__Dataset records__
———
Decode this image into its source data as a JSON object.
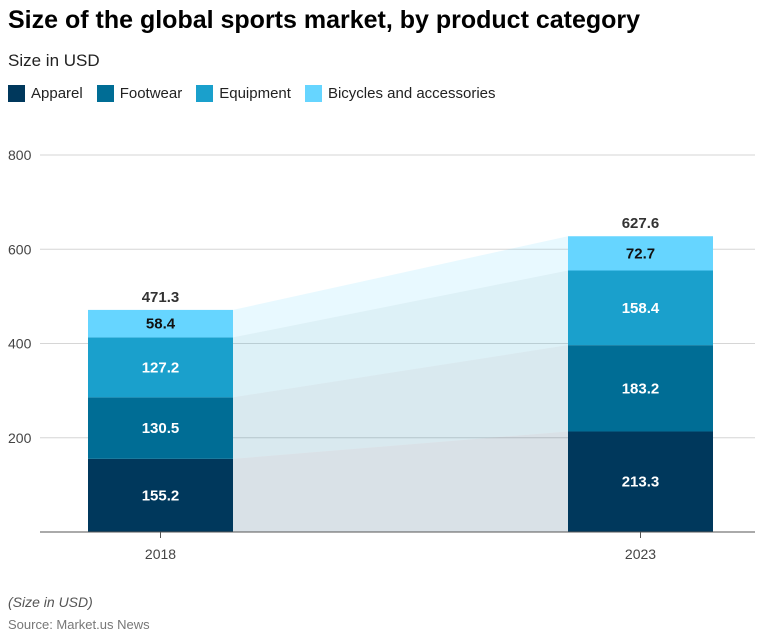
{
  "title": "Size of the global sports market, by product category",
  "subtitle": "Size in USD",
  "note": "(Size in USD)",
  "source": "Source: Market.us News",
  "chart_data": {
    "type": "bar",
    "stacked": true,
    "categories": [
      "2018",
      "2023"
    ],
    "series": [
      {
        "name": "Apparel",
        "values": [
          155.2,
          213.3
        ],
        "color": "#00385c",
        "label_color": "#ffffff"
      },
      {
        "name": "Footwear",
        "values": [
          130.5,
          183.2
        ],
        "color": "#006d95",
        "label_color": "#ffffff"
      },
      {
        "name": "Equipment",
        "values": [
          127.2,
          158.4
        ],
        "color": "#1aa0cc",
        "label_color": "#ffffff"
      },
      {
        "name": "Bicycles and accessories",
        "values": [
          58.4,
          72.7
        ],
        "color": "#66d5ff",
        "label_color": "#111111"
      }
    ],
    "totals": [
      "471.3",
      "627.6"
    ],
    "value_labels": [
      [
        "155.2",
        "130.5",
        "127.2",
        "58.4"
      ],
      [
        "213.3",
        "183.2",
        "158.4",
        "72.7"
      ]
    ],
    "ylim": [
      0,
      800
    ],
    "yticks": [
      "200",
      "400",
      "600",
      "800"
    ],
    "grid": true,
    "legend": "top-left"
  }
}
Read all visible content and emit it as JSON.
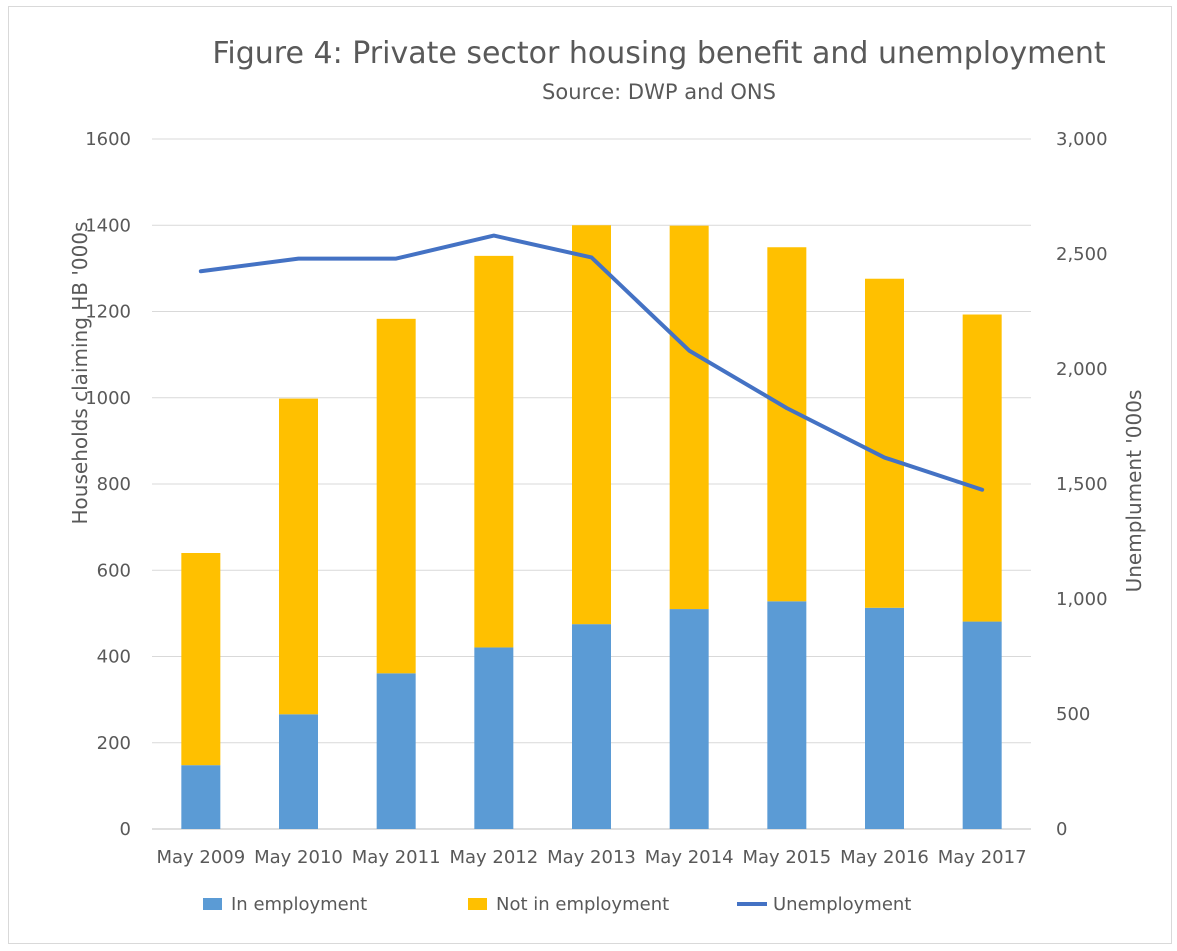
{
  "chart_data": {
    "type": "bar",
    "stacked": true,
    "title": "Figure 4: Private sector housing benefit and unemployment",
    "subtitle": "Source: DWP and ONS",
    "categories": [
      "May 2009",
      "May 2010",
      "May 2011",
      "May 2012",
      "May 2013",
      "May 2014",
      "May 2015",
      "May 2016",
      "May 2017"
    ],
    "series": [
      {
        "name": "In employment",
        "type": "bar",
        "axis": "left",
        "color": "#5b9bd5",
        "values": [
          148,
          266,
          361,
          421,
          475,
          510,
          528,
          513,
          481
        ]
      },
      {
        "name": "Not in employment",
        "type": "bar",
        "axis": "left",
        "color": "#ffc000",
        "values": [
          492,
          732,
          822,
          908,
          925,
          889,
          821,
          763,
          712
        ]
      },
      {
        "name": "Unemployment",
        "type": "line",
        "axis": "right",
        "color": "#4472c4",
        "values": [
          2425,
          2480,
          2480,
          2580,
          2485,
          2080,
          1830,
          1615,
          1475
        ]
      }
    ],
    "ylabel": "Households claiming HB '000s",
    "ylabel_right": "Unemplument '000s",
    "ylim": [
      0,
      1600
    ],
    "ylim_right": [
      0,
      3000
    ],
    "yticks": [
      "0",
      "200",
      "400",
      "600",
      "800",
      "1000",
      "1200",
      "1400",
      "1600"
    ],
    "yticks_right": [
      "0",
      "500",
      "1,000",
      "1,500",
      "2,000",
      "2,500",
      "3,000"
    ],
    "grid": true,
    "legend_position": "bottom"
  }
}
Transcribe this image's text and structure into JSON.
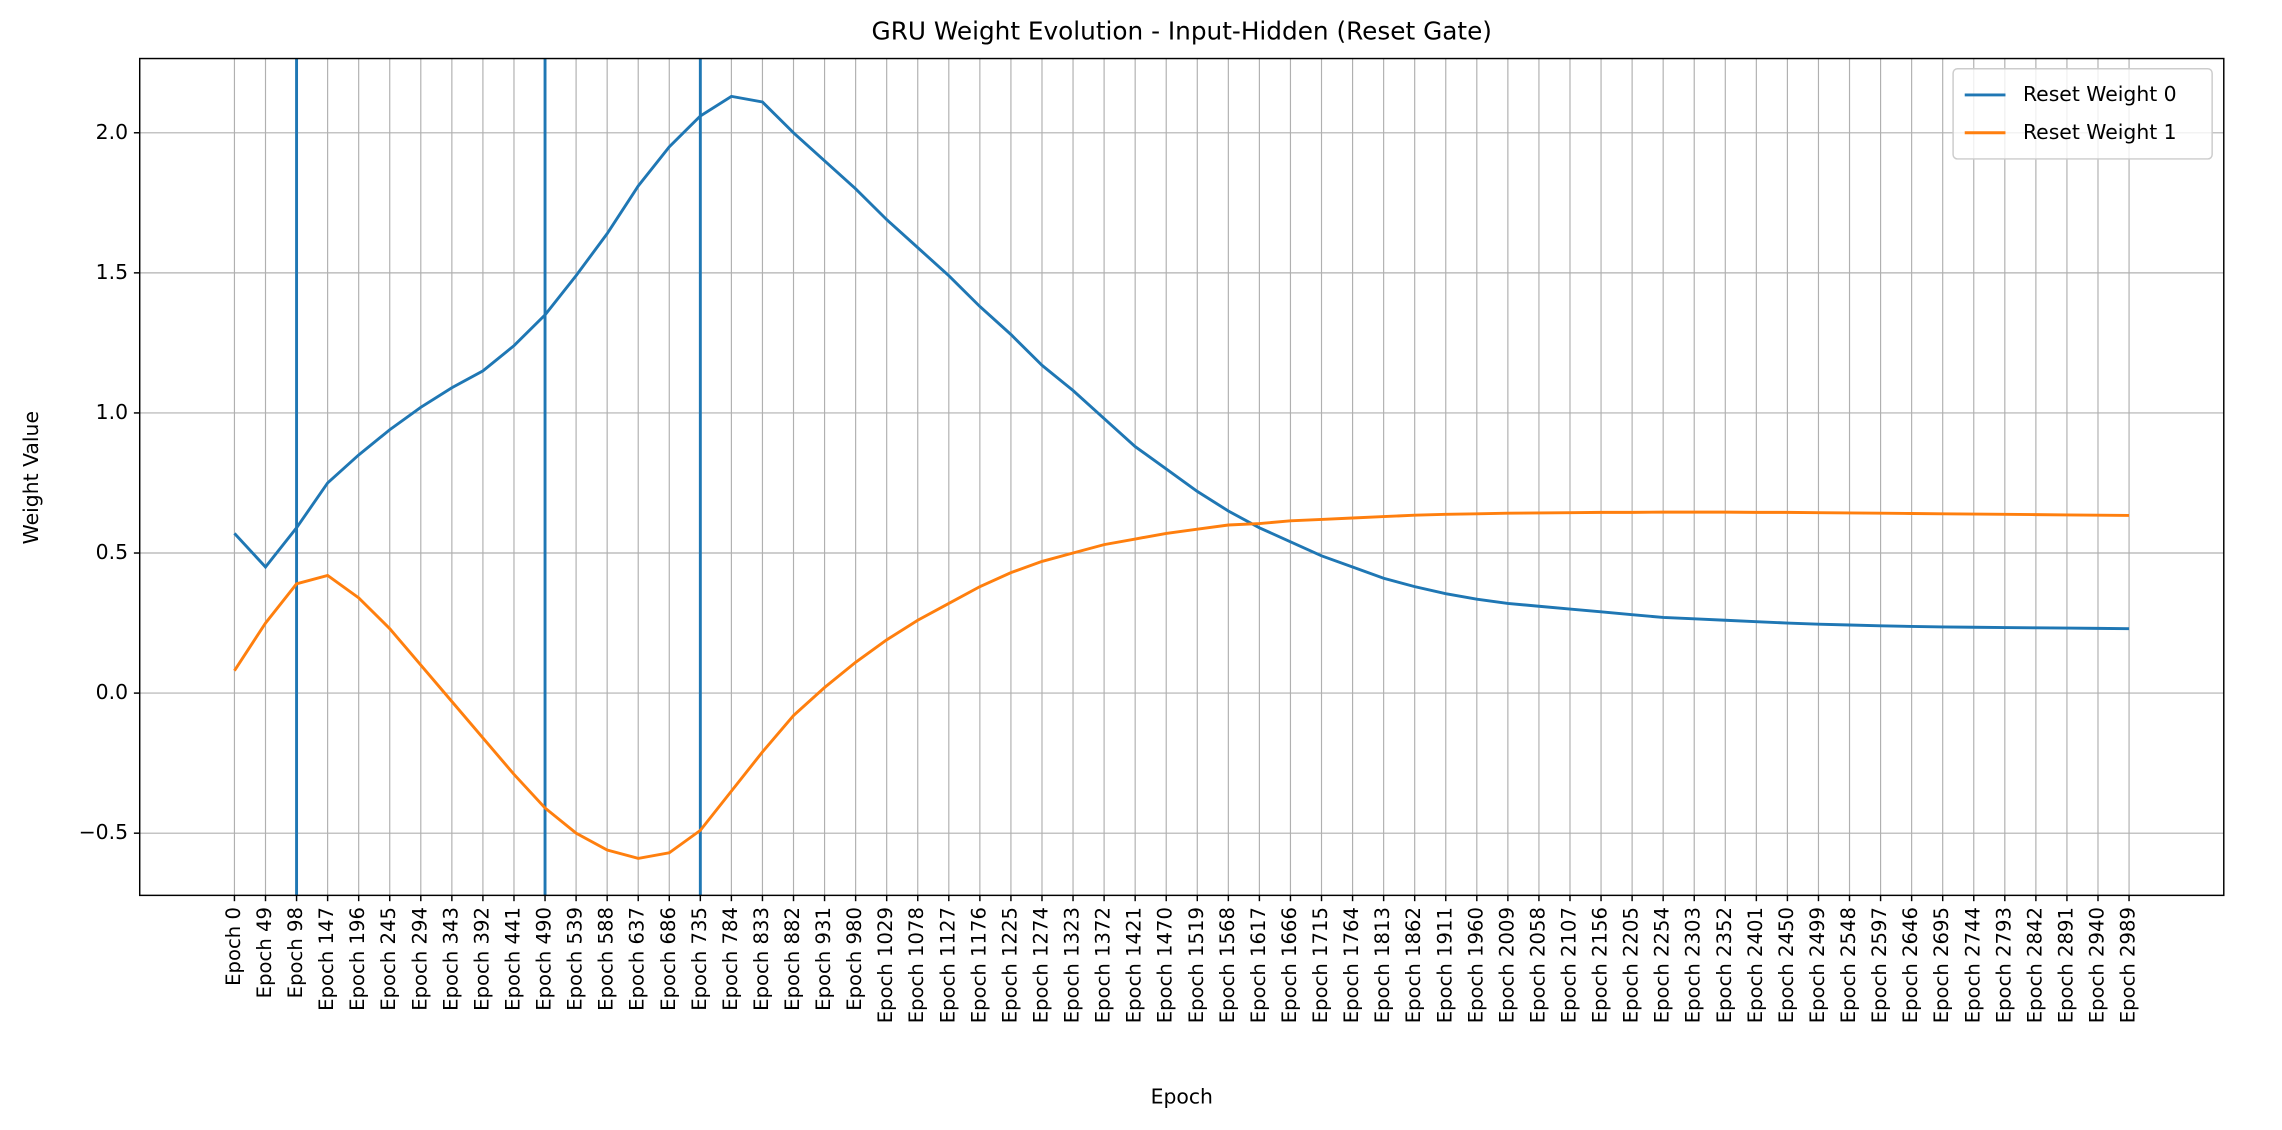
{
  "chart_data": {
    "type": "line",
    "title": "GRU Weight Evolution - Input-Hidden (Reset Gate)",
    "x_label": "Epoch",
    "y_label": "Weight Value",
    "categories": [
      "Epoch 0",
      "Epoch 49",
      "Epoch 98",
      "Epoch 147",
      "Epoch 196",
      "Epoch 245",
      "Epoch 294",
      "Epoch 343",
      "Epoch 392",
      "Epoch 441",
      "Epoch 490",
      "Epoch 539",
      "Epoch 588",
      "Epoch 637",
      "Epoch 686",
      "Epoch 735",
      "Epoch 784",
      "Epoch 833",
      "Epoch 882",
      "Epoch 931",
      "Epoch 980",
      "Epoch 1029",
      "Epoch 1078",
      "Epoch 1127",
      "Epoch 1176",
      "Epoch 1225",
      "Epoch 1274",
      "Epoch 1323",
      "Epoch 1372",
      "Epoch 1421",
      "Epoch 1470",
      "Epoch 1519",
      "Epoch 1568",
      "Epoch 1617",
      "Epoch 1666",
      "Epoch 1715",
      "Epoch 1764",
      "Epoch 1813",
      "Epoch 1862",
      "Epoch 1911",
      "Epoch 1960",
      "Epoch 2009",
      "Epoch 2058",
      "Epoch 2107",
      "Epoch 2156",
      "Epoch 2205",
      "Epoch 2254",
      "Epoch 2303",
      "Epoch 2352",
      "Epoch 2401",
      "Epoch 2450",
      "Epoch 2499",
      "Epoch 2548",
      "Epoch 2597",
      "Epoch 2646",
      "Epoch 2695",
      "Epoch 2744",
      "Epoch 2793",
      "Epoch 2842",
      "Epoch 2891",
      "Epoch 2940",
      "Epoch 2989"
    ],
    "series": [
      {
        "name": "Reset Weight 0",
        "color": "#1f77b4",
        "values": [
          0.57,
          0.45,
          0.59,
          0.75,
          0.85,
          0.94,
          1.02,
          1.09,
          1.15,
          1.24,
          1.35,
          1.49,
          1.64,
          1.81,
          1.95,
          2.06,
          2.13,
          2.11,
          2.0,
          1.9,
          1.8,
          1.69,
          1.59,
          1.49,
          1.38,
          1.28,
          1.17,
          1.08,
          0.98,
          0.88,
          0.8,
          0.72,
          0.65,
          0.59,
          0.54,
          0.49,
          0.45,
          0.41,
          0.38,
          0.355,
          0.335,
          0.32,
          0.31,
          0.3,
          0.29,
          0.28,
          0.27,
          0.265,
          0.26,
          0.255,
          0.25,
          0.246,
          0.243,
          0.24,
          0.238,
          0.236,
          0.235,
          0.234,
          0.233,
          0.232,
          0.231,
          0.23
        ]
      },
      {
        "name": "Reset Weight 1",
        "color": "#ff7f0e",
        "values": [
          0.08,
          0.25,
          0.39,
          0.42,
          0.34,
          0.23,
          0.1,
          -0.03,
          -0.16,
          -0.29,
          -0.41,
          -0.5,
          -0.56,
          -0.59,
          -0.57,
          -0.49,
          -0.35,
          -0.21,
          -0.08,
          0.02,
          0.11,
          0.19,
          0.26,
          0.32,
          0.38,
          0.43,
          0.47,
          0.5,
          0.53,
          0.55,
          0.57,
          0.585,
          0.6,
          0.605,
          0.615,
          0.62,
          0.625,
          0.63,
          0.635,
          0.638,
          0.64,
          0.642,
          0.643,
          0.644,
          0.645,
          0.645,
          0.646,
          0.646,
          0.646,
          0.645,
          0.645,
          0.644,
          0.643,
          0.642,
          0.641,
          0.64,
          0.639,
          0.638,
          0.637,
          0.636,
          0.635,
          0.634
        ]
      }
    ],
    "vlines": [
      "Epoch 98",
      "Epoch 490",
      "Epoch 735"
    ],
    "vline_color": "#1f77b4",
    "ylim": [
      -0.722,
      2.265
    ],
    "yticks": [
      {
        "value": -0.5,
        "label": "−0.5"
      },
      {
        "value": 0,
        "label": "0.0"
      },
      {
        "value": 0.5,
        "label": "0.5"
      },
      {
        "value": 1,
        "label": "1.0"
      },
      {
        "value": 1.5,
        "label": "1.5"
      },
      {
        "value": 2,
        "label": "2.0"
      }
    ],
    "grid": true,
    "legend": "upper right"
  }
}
———
__Short exercise__
Each line of the material must be retyped exactly, except that images are omitted.

__Final answer__
Decode this image into its source data as a JSON object.
{
  "title": "Size of the global sports market, by product category",
  "subtitle": "Size in USD",
  "note": "(Size in USD)",
  "source": "Source: Market.us News",
  "chart_data": {
    "type": "bar",
    "stacked": true,
    "categories": [
      "2018",
      "2023"
    ],
    "series": [
      {
        "name": "Apparel",
        "values": [
          155.2,
          213.3
        ],
        "color": "#00385c",
        "label_color": "#ffffff"
      },
      {
        "name": "Footwear",
        "values": [
          130.5,
          183.2
        ],
        "color": "#006d95",
        "label_color": "#ffffff"
      },
      {
        "name": "Equipment",
        "values": [
          127.2,
          158.4
        ],
        "color": "#1aa0cc",
        "label_color": "#ffffff"
      },
      {
        "name": "Bicycles and accessories",
        "values": [
          58.4,
          72.7
        ],
        "color": "#66d5ff",
        "label_color": "#111111"
      }
    ],
    "totals": [
      "471.3",
      "627.6"
    ],
    "value_labels": [
      [
        "155.2",
        "130.5",
        "127.2",
        "58.4"
      ],
      [
        "213.3",
        "183.2",
        "158.4",
        "72.7"
      ]
    ],
    "ylim": [
      0,
      800
    ],
    "yticks": [
      "200",
      "400",
      "600",
      "800"
    ],
    "grid": true,
    "legend": "top-left"
  }
}
Read all visible content and emit it as JSON.
{
  "chart_data": {
    "type": "bar",
    "stacked": true,
    "title": "Figure 4: Private sector housing benefit and unemployment",
    "subtitle": "Source: DWP and ONS",
    "categories": [
      "May 2009",
      "May 2010",
      "May 2011",
      "May 2012",
      "May 2013",
      "May 2014",
      "May 2015",
      "May 2016",
      "May 2017"
    ],
    "series": [
      {
        "name": "In employment",
        "type": "bar",
        "axis": "left",
        "color": "#5b9bd5",
        "values": [
          148,
          266,
          361,
          421,
          475,
          510,
          528,
          513,
          481
        ]
      },
      {
        "name": "Not in employment",
        "type": "bar",
        "axis": "left",
        "color": "#ffc000",
        "values": [
          492,
          732,
          822,
          908,
          925,
          889,
          821,
          763,
          712
        ]
      },
      {
        "name": "Unemployment",
        "type": "line",
        "axis": "right",
        "color": "#4472c4",
        "values": [
          2425,
          2480,
          2480,
          2580,
          2485,
          2080,
          1830,
          1615,
          1475
        ]
      }
    ],
    "ylabel": "Households claiming HB '000s",
    "ylabel_right": "Unemplument '000s",
    "ylim": [
      0,
      1600
    ],
    "ylim_right": [
      0,
      3000
    ],
    "yticks": [
      "0",
      "200",
      "400",
      "600",
      "800",
      "1000",
      "1200",
      "1400",
      "1600"
    ],
    "yticks_right": [
      "0",
      "500",
      "1,000",
      "1,500",
      "2,000",
      "2,500",
      "3,000"
    ],
    "grid": true,
    "legend_position": "bottom"
  }
}
Transcribe this image's text and structure into JSON.
{
  "chart_data": {
    "type": "line",
    "title": "GRU Weight Evolution - Input-Hidden (Reset Gate)",
    "x_label": "Epoch",
    "y_label": "Weight Value",
    "categories": [
      "Epoch 0",
      "Epoch 49",
      "Epoch 98",
      "Epoch 147",
      "Epoch 196",
      "Epoch 245",
      "Epoch 294",
      "Epoch 343",
      "Epoch 392",
      "Epoch 441",
      "Epoch 490",
      "Epoch 539",
      "Epoch 588",
      "Epoch 637",
      "Epoch 686",
      "Epoch 735",
      "Epoch 784",
      "Epoch 833",
      "Epoch 882",
      "Epoch 931",
      "Epoch 980",
      "Epoch 1029",
      "Epoch 1078",
      "Epoch 1127",
      "Epoch 1176",
      "Epoch 1225",
      "Epoch 1274",
      "Epoch 1323",
      "Epoch 1372",
      "Epoch 1421",
      "Epoch 1470",
      "Epoch 1519",
      "Epoch 1568",
      "Epoch 1617",
      "Epoch 1666",
      "Epoch 1715",
      "Epoch 1764",
      "Epoch 1813",
      "Epoch 1862",
      "Epoch 1911",
      "Epoch 1960",
      "Epoch 2009",
      "Epoch 2058",
      "Epoch 2107",
      "Epoch 2156",
      "Epoch 2205",
      "Epoch 2254",
      "Epoch 2303",
      "Epoch 2352",
      "Epoch 2401",
      "Epoch 2450",
      "Epoch 2499",
      "Epoch 2548",
      "Epoch 2597",
      "Epoch 2646",
      "Epoch 2695",
      "Epoch 2744",
      "Epoch 2793",
      "Epoch 2842",
      "Epoch 2891",
      "Epoch 2940",
      "Epoch 2989"
    ],
    "series": [
      {
        "name": "Reset Weight 0",
        "color": "#1f77b4",
        "values": [
          0.57,
          0.45,
          0.59,
          0.75,
          0.85,
          0.94,
          1.02,
          1.09,
          1.15,
          1.24,
          1.35,
          1.49,
          1.64,
          1.81,
          1.95,
          2.06,
          2.13,
          2.11,
          2.0,
          1.9,
          1.8,
          1.69,
          1.59,
          1.49,
          1.38,
          1.28,
          1.17,
          1.08,
          0.98,
          0.88,
          0.8,
          0.72,
          0.65,
          0.59,
          0.54,
          0.49,
          0.45,
          0.41,
          0.38,
          0.355,
          0.335,
          0.32,
          0.31,
          0.3,
          0.29,
          0.28,
          0.27,
          0.265,
          0.26,
          0.255,
          0.25,
          0.246,
          0.243,
          0.24,
          0.238,
          0.236,
          0.235,
          0.234,
          0.233,
          0.232,
          0.231,
          0.23
        ]
      },
      {
        "name": "Reset Weight 1",
        "color": "#ff7f0e",
        "values": [
          0.08,
          0.25,
          0.39,
          0.42,
          0.34,
          0.23,
          0.1,
          -0.03,
          -0.16,
          -0.29,
          -0.41,
          -0.5,
          -0.56,
          -0.59,
          -0.57,
          -0.49,
          -0.35,
          -0.21,
          -0.08,
          0.02,
          0.11,
          0.19,
          0.26,
          0.32,
          0.38,
          0.43,
          0.47,
          0.5,
          0.53,
          0.55,
          0.57,
          0.585,
          0.6,
          0.605,
          0.615,
          0.62,
          0.625,
          0.63,
          0.635,
          0.638,
          0.64,
          0.642,
          0.643,
          0.644,
          0.645,
          0.645,
          0.646,
          0.646,
          0.646,
          0.645,
          0.645,
          0.644,
          0.643,
          0.642,
          0.641,
          0.64,
          0.639,
          0.638,
          0.637,
          0.636,
          0.635,
          0.634
        ]
      }
    ],
    "vlines": [
      "Epoch 98",
      "Epoch 490",
      "Epoch 735"
    ],
    "vline_color": "#1f77b4",
    "ylim": [
      -0.722,
      2.265
    ],
    "yticks": [
      {
        "value": -0.5,
        "label": "−0.5"
      },
      {
        "value": 0,
        "label": "0.0"
      },
      {
        "value": 0.5,
        "label": "0.5"
      },
      {
        "value": 1,
        "label": "1.0"
      },
      {
        "value": 1.5,
        "label": "1.5"
      },
      {
        "value": 2,
        "label": "2.0"
      }
    ],
    "grid": true,
    "legend": "upper right"
  }
}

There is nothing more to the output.